▶ **Consignes**:
(A) Citez le passage de l'article sur les jeunes architectes qui va de « Originaire des Îles-de-la-Madeleine, l’architecte » jusqu'à « sa région natale. » inclus.
(B) Dans l'article sur les jeunes architectes, reformulez sous forme de liste le paragraphe qui commence par « On ne conçoit évidemment pas » en conservant ses faits principaux.

▶ **Extrait source**:
# # # # #

Les bâtiments réalisés en région par la firme Bourgeois/Lechasseur attirent les jeunes architectes. « Notre côté insulaire nous permet de nous démarquer », croit le confodateur Olivier Bourgeois. (Photo: Adrien Williams)
ARCHITECTURE. Malgré la concentration des architectes à Montréal et à Québec, on sent une envie de la relève à revaloriser les régions et le patrimoine, ainsi qu’à mettre en lumière les identités québécoises. Voici comment les jeunes architectes s’attaquent à ce défi de taille.
Originaire des Îles-de-la-Madeleine, l’architecte Olivier Bourgeois est particulièrement sensible au paysage. Sa firme, Bourgeois/Lechasseur architectes, qu’il a cofondée avec Régis Lechasseur, fait sa marque depuis 2011 à Québec et dans sa région natale.
Il constate que les bâtiments que le bureau réalise attirent les jeunes architectes. « Il y a un attrait pour les régions. Pendant plusieurs années, on était partout au Québec, avec des projets autant en montagne qu’au bord de l’eau. Notre côté insulaire nous permet aussi de nous démarquer », croit-il.
En plus d’avoir une adresse à Québec, la firme possède un bureau aux Îles-de-la-Madeleine, où elle peut compter sur une bonne clientèle et un réseau établi. « Il y a une nouvelle sensibilité à l’architecture, estime le concepteur. Les gens sont prêts à voyager pour découvrir et vivre l’architecture. Ils sont à la recherche de petites merveilles construites dans le paysage. C’est bon pour nous et pour les régions. »
Louis Babin-St-Jean, architecte associé à EVOQ Architecture, voit aussi l’intérêt de la relève pour le sujet. « Je travaille beaucoup avec les communautés éloignées, comme les Innus ou les Inuits. On collabore main dans la main avec elles pour faire avancer leurs projets tout en reflétant leur culture. C’est une façon de valoriser le territoire. »
S’ancrer dans un lieu
On ne conçoit évidemment pas une maison à Montréal de la même manière qu’à Kuujjuaq. Chaque territoire a une histoire, selon Olivier Bourgeois. En amorçant un projet, la petite équipe de Bourgeois/Lechasseur consacre donc passablement de temps à faire des recherches. « On fouille dans les images d’archives pour trouver du beau ou des détails qui sont passés un peu inaperçus, que ce soit des parements de bois ou une forme de toiture. »
Sa démarche rejoint celle de la candidate à la profession d’architecte Olivera Neskovic, qui travaille en restauration du patrimoine à EVOQ Architecture. « On se concentre sur la préservation des vieux bâtiments, mais aussi de l’histoire du Québec. C’est important de voir les bâtiments historiques. Ça nous lie à notre passé », souligne-t-elle.

# # # # #

(Un bloc de données)
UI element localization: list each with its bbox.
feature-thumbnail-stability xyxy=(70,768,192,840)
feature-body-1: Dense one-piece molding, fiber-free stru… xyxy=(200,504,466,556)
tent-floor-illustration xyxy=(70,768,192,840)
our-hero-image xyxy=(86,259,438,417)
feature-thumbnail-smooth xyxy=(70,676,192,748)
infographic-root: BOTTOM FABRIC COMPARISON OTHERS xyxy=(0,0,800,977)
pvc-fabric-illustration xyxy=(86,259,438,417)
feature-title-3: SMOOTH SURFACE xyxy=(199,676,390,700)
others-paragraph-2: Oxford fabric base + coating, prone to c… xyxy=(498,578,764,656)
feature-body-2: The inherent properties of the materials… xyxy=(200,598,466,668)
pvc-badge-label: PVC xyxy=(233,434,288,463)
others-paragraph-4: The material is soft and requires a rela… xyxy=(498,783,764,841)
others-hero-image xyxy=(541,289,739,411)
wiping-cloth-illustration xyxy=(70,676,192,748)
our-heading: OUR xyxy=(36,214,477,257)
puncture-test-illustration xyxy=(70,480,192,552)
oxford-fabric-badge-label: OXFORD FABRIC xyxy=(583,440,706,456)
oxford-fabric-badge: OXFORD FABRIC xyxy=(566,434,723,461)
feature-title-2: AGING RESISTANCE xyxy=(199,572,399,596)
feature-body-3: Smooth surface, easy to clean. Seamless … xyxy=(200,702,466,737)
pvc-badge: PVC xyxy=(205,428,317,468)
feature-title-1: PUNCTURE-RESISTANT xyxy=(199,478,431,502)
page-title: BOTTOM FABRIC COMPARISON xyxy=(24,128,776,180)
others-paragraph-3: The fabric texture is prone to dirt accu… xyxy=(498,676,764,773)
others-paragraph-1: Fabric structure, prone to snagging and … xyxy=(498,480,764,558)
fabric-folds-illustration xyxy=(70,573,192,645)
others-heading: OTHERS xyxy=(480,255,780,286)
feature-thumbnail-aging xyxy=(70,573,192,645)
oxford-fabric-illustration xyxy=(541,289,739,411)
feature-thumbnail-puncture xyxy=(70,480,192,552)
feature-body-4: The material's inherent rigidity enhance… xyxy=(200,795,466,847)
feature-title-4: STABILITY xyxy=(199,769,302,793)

# # # # #

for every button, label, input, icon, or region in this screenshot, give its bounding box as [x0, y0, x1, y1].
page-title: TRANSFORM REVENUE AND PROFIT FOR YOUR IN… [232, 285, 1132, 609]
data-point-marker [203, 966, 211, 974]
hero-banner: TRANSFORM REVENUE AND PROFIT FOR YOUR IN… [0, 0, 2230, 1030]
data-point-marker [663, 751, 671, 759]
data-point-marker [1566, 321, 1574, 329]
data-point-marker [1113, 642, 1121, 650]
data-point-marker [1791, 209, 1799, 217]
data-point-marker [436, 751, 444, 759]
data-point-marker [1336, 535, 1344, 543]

# # # # #

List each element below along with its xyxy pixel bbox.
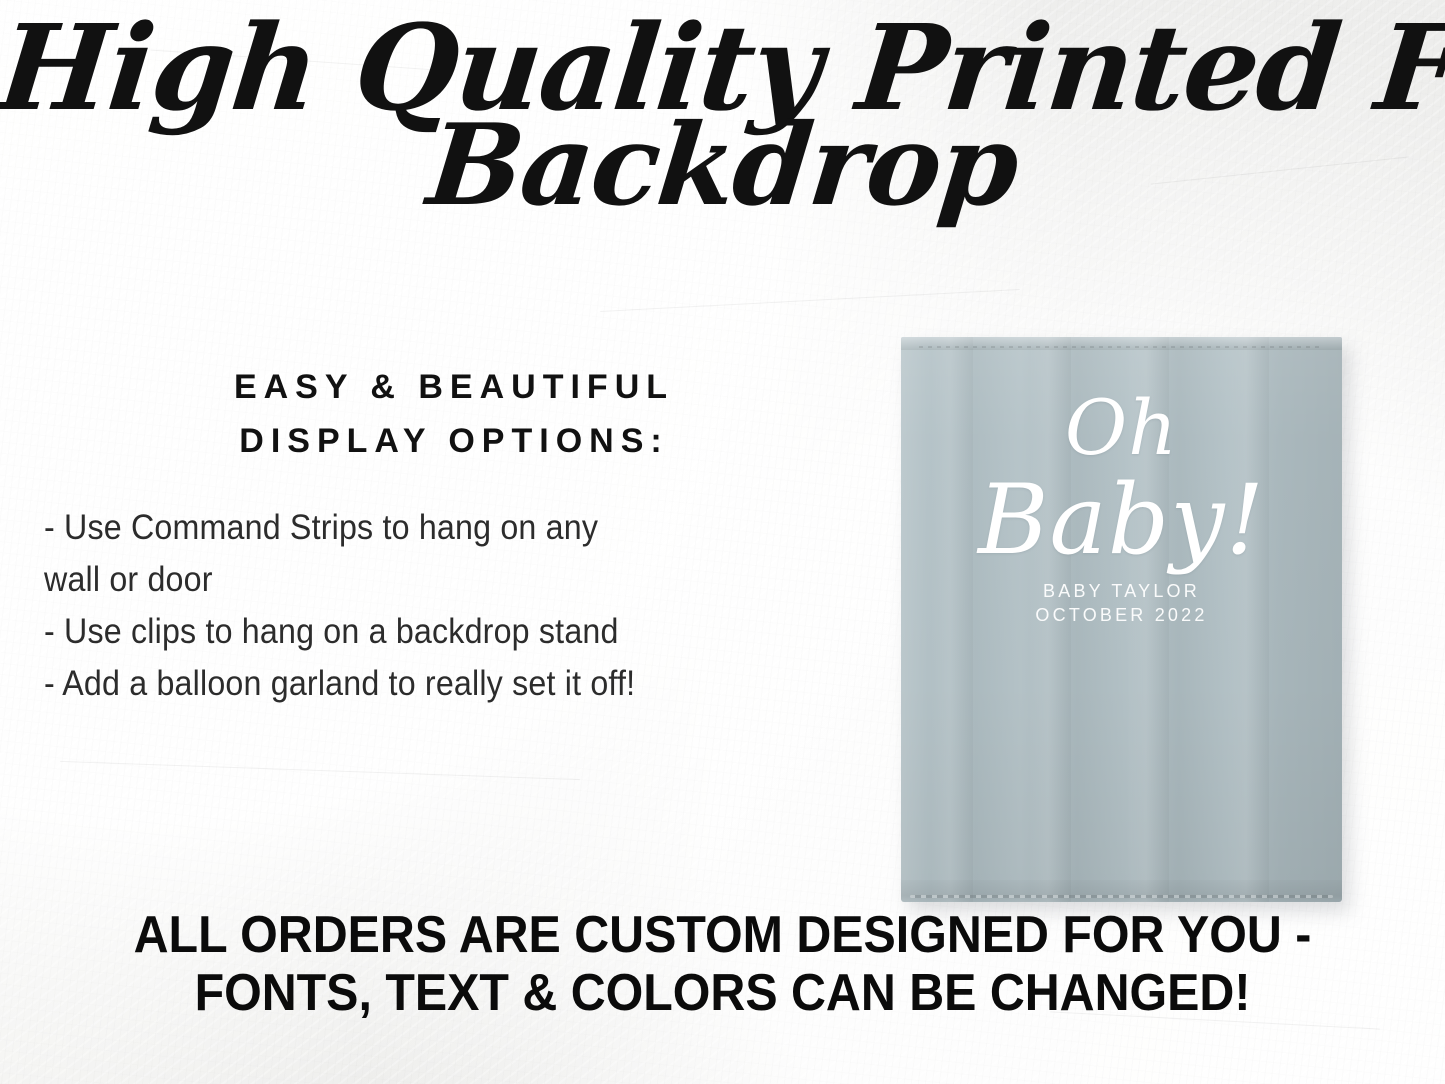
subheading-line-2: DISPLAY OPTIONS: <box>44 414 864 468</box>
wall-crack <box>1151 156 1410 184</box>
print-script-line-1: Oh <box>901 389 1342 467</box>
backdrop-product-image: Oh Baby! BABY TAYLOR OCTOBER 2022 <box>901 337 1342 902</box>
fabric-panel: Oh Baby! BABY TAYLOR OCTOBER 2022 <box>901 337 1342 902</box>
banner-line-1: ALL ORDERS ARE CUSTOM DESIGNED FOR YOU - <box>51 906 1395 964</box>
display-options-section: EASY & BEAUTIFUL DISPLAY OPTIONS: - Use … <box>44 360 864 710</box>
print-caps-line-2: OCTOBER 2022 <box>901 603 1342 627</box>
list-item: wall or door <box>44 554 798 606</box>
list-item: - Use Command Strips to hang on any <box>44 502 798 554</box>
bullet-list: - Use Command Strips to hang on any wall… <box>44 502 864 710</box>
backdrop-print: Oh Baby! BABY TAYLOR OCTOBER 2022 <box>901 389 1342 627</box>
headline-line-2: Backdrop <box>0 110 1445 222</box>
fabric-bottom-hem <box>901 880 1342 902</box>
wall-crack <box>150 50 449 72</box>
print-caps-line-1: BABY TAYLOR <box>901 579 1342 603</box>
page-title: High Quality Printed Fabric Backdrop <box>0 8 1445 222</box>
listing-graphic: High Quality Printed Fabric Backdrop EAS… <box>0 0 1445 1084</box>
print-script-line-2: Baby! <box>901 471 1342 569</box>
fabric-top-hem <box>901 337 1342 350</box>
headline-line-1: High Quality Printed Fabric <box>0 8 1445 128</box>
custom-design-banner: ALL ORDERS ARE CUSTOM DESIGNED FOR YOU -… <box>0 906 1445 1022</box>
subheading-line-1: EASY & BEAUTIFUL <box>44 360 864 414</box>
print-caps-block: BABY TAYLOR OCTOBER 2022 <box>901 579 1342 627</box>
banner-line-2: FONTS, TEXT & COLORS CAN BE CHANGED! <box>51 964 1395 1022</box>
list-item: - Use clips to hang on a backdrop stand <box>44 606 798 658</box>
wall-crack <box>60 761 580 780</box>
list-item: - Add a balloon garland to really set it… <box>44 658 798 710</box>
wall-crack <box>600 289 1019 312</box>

# # # # #

▶ **Réponses attendues**:
(A)
Originaire des Îles-de-la-Madeleine, l’architecte Olivier Bourgeois est particulièrement sensible au paysage. Sa firme, Bourgeois/Lechasseur architectes, qu’il a cofondée avec Régis Lechasseur, fait sa marque depuis 2011 à Québec et dans sa région natale.

(B)
- On ne conçoit pas une maison à Montréal de la même manière qu'à Kuujjuaq.
- Selon Olivier Bourgeois, chaque territoire a une histoire.
- Au début d'un projet, la petite équipe de Bourgeois/Lechasseur consacre beaucoup de temps à la recherche.
- Elle fouille dans les images d'archives pour trouver du beau ou des détails passés inaperçus, comme des parements de bois ou une forme de toiture.